— Start Records to process —

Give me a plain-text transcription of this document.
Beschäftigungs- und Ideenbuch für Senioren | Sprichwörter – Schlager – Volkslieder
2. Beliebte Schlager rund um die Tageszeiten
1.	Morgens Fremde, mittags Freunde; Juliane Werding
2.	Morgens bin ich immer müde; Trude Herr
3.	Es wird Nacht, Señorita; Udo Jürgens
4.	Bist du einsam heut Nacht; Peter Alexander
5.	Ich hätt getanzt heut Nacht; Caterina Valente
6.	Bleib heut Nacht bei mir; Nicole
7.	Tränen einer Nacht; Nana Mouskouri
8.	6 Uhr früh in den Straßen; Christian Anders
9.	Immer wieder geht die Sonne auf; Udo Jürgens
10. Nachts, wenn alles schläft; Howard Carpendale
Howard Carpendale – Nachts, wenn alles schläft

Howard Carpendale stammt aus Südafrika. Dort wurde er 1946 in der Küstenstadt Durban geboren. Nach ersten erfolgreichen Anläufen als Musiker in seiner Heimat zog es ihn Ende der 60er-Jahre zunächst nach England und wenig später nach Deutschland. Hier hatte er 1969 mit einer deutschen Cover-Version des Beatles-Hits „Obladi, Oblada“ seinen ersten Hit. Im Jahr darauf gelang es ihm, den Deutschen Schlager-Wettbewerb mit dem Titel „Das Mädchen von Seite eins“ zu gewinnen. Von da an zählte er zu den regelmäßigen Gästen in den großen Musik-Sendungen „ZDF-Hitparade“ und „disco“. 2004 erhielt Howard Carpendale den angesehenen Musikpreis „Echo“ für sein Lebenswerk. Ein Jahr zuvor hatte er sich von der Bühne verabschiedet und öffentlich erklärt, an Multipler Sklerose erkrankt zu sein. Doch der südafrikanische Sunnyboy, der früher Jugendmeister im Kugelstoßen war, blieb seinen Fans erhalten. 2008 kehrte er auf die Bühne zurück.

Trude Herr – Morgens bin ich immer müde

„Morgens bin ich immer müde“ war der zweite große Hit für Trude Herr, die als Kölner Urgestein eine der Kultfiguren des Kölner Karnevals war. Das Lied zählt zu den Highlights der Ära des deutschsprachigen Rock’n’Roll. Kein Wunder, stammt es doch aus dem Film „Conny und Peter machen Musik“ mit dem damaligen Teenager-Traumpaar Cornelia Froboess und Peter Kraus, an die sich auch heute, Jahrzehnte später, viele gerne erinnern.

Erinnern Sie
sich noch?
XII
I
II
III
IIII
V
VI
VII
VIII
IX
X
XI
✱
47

— End Records to process —

Your objective
Pick out the lines that have the word "müde". Copy them all.

Written reply
2.	Morgens bin ich immer müde; Trude Herr
Trude Herr – Morgens bin ich immer müde
„Morgens bin ich immer müde“ war der zweite große Hit für Trude Herr, die als Kölner Urgestein eine der Kultfiguren des Kölner Karnevals war. Das Lied zählt zu den Highlights der Ära des deutschsprachigen Rock’n’Roll. Kein Wunder, stammt es doch aus dem Film „Conny und Peter machen Musik“ mit dem damaligen Teenager-Traumpaar Cornelia Froboess und Peter Kraus, an die sich auch heute, Jahrzehnte später, viele gerne erinnern.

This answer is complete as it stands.